## [Stated task]
Retype the listing that follows, exactly as written.

## [Information provided]
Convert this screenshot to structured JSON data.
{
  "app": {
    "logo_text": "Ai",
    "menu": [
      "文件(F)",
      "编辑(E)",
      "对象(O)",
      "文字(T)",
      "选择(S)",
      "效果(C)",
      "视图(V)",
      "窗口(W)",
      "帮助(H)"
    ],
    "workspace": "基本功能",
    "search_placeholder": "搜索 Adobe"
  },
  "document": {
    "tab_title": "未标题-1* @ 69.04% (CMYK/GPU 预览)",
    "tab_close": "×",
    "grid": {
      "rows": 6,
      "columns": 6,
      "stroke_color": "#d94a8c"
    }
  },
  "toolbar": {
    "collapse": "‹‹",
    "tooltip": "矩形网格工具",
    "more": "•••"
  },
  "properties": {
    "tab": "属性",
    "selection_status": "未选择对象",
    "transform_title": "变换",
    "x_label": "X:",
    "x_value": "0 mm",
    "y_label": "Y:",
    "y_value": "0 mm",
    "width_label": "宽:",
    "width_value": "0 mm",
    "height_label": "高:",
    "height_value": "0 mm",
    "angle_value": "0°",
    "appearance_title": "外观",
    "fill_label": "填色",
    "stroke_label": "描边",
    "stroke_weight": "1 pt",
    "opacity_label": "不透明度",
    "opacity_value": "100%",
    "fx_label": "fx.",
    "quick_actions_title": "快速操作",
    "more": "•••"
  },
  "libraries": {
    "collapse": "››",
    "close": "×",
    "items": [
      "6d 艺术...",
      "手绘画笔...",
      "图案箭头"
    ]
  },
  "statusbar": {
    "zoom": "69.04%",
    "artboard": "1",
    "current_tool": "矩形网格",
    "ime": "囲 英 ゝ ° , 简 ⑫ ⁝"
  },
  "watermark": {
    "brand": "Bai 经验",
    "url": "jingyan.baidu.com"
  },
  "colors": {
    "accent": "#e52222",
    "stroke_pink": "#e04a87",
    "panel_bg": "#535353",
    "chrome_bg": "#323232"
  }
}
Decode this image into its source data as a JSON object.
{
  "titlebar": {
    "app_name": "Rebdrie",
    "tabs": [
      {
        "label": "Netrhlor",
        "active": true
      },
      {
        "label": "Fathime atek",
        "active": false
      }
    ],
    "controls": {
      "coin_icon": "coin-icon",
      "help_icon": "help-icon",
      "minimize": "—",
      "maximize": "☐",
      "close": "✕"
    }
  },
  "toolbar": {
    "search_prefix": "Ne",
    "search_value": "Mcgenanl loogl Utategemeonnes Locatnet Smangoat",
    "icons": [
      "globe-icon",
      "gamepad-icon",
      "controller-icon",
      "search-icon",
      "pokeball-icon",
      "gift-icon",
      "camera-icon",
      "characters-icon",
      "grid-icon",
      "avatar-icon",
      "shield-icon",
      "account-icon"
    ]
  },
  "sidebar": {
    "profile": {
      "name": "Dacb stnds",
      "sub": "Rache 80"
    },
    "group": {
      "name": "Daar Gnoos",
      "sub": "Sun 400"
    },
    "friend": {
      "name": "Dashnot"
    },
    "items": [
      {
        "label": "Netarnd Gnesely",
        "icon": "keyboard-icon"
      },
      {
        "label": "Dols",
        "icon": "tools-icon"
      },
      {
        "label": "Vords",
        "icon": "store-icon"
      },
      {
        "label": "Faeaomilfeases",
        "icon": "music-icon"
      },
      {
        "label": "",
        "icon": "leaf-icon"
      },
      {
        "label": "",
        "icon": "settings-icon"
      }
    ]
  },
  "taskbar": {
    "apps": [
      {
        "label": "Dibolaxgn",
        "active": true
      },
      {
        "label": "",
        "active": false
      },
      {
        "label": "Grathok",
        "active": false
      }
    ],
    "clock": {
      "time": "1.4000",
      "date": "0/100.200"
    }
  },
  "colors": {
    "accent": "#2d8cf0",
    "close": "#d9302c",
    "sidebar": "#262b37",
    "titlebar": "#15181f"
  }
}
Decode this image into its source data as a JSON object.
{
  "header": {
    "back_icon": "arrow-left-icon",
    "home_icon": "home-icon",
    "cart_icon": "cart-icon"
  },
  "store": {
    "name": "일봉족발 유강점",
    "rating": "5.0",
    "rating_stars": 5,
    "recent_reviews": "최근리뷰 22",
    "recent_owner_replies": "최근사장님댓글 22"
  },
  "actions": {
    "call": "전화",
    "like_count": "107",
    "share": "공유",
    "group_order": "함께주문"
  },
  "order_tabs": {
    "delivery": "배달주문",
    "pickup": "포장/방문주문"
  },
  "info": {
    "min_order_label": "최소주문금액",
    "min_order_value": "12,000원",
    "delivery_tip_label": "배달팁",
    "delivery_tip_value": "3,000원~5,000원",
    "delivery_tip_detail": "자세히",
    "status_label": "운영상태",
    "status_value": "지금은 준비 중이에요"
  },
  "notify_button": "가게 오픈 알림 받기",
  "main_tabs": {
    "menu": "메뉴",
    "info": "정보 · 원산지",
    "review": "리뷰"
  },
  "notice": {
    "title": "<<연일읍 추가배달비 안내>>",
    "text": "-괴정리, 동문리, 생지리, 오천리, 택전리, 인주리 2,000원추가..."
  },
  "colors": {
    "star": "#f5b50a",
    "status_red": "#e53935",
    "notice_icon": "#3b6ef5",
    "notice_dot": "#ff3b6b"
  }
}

## [Task answer]
Convert this screenshot to structured JSON data.
{
  "app": {
    "logo_text": "Ai",
    "menu": [
      "文件(F)",
      "编辑(E)",
      "对象(O)",
      "文字(T)",
      "选择(S)",
      "效果(C)",
      "视图(V)",
      "窗口(W)",
      "帮助(H)"
    ],
    "workspace": "基本功能",
    "search_placeholder": "搜索 Adobe"
  },
  "document": {
    "tab_title": "未标题-1* @ 69.04% (CMYK/GPU 预览)",
    "tab_close": "×",
    "grid": {
      "rows": 6,
      "columns": 6,
      "stroke_color": "#d94a8c"
    }
  },
  "toolbar": {
    "collapse": "‹‹",
    "tooltip": "矩形网格工具",
    "more": "•••"
  },
  "properties": {
    "tab": "属性",
    "selection_status": "未选择对象",
    "transform_title": "变换",
    "x_label": "X:",
    "x_value": "0 mm",
    "y_label": "Y:",
    "y_value": "0 mm",
    "width_label": "宽:",
    "width_value": "0 mm",
    "height_label": "高:",
    "height_value": "0 mm",
    "angle_value": "0°",
    "appearance_title": "外观",
    "fill_label": "填色",
    "stroke_label": "描边",
    "stroke_weight": "1 pt",
    "opacity_label": "不透明度",
    "opacity_value": "100%",
    "fx_label": "fx.",
    "quick_actions_title": "快速操作",
    "more": "•••"
  },
  "libraries": {
    "collapse": "››",
    "close": "×",
    "items": [
      "6d 艺术...",
      "手绘画笔...",
      "图案箭头"
    ]
  },
  "statusbar": {
    "zoom": "69.04%",
    "artboard": "1",
    "current_tool": "矩形网格",
    "ime": "囲 英 ゝ ° , 简 ⑫ ⁝"
  },
  "watermark": {
    "brand": "Bai 经验",
    "url": "jingyan.baidu.com"
  },
  "colors": {
    "accent": "#e52222",
    "stroke_pink": "#e04a87",
    "panel_bg": "#535353",
    "chrome_bg": "#323232"
  }
}
Decode this image into its source data as a JSON object.
{
  "titlebar": {
    "app_name": "Rebdrie",
    "tabs": [
      {
        "label": "Netrhlor",
        "active": true
      },
      {
        "label": "Fathime atek",
        "active": false
      }
    ],
    "controls": {
      "coin_icon": "coin-icon",
      "help_icon": "help-icon",
      "minimize": "—",
      "maximize": "☐",
      "close": "✕"
    }
  },
  "toolbar": {
    "search_prefix": "Ne",
    "search_value": "Mcgenanl loogl Utategemeonnes Locatnet Smangoat",
    "icons": [
      "globe-icon",
      "gamepad-icon",
      "controller-icon",
      "search-icon",
      "pokeball-icon",
      "gift-icon",
      "camera-icon",
      "characters-icon",
      "grid-icon",
      "avatar-icon",
      "shield-icon",
      "account-icon"
    ]
  },
  "sidebar": {
    "profile": {
      "name": "Dacb stnds",
      "sub": "Rache 80"
    },
    "group": {
      "name": "Daar Gnoos",
      "sub": "Sun 400"
    },
    "friend": {
      "name": "Dashnot"
    },
    "items": [
      {
        "label": "Netarnd Gnesely",
        "icon": "keyboard-icon"
      },
      {
        "label": "Dols",
        "icon": "tools-icon"
      },
      {
        "label": "Vords",
        "icon": "store-icon"
      },
      {
        "label": "Faeaomilfeases",
        "icon": "music-icon"
      },
      {
        "label": "",
        "icon": "leaf-icon"
      },
      {
        "label": "",
        "icon": "settings-icon"
      }
    ]
  },
  "taskbar": {
    "apps": [
      {
        "label": "Dibolaxgn",
        "active": true
      },
      {
        "label": "",
        "active": false
      },
      {
        "label": "Grathok",
        "active": false
      }
    ],
    "clock": {
      "time": "1.4000",
      "date": "0/100.200"
    }
  },
  "colors": {
    "accent": "#2d8cf0",
    "close": "#d9302c",
    "sidebar": "#262b37",
    "titlebar": "#15181f"
  }
}
Decode this image into its source data as a JSON object.
{
  "header": {
    "back_icon": "arrow-left-icon",
    "home_icon": "home-icon",
    "cart_icon": "cart-icon"
  },
  "store": {
    "name": "일봉족발 유강점",
    "rating": "5.0",
    "rating_stars": 5,
    "recent_reviews": "최근리뷰 22",
    "recent_owner_replies": "최근사장님댓글 22"
  },
  "actions": {
    "call": "전화",
    "like_count": "107",
    "share": "공유",
    "group_order": "함께주문"
  },
  "order_tabs": {
    "delivery": "배달주문",
    "pickup": "포장/방문주문"
  },
  "info": {
    "min_order_label": "최소주문금액",
    "min_order_value": "12,000원",
    "delivery_tip_label": "배달팁",
    "delivery_tip_value": "3,000원~5,000원",
    "delivery_tip_detail": "자세히",
    "status_label": "운영상태",
    "status_value": "지금은 준비 중이에요"
  },
  "notify_button": "가게 오픈 알림 받기",
  "main_tabs": {
    "menu": "메뉴",
    "info": "정보 · 원산지",
    "review": "리뷰"
  },
  "notice": {
    "title": "<<연일읍 추가배달비 안내>>",
    "text": "-괴정리, 동문리, 생지리, 오천리, 택전리, 인주리 2,000원추가..."
  },
  "colors": {
    "star": "#f5b50a",
    "status_red": "#e53935",
    "notice_icon": "#3b6ef5",
    "notice_dot": "#ff3b6b"
  }
}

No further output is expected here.